* [Task]: Transcribe the listing in full, excluding any pictures.
--- begin Given records ---
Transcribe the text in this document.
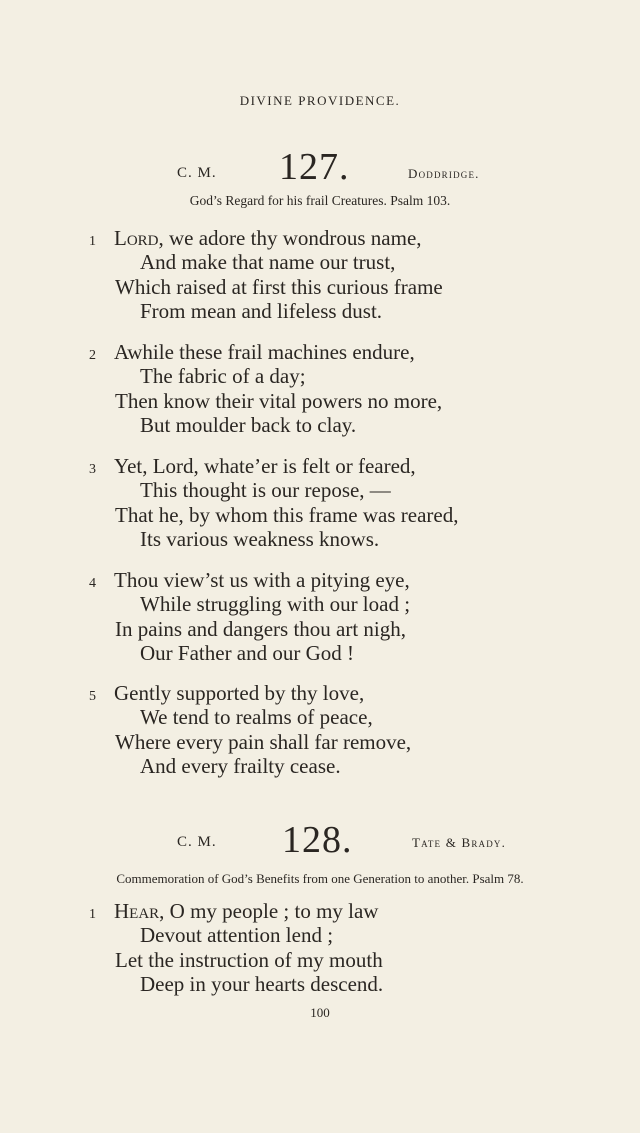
DIVINE PROVIDENCE.
C. M. 127.	Doddridge.
God’s Regard for his frail Creatures. Psalm 103.
1 Lord, we adore thy wondrous name,
And make that name our trust,
Which raised at first this curious frame
From mean and lifeless dust.
2 Awhile these frail machines endure,
The fabric of a day;
Then know their vital powers no more,
But moulder back to clay.
3 Yet, Lord, whate’er is felt or feared,
This thought is our repose, —
That he, by whom this frame was reared,
Its various weakness knows.
4 Thou view’st us with a pitying eye,
While struggling with our load ;
In pains and dangers thou art nigh,
Our Father and our God !
5 Gently supported by thy love,
We tend to realms of peace,
Where every pain shall far remove,
And every frailty cease.
C. M. 128.	Tate & Brady.
Commemoration of God’s Benefits from one Generation to another. Psalm 78.
1 Hear, O my people ; to my law
Devout attention lend ;
Let the instruction of my mouth
Deep in your hearts descend.
100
--- end Given records ---
* [Task solution]:
Transcribe the text in this document.
DIVINE PROVIDENCE.
C. M. 127.	Doddridge.
God’s Regard for his frail Creatures. Psalm 103.
1 Lord, we adore thy wondrous name,
And make that name our trust,
Which raised at first this curious frame
From mean and lifeless dust.
2 Awhile these frail machines endure,
The fabric of a day;
Then know their vital powers no more,
But moulder back to clay.
3 Yet, Lord, whate’er is felt or feared,
This thought is our repose, —
That he, by whom this frame was reared,
Its various weakness knows.
4 Thou view’st us with a pitying eye,
While struggling with our load ;
In pains and dangers thou art nigh,
Our Father and our God !
5 Gently supported by thy love,
We tend to realms of peace,
Where every pain shall far remove,
And every frailty cease.
C. M. 128.	Tate & Brady.
Commemoration of God’s Benefits from one Generation to another. Psalm 78.
1 Hear, O my people ; to my law
Devout attention lend ;
Let the instruction of my mouth
Deep in your hearts descend.
100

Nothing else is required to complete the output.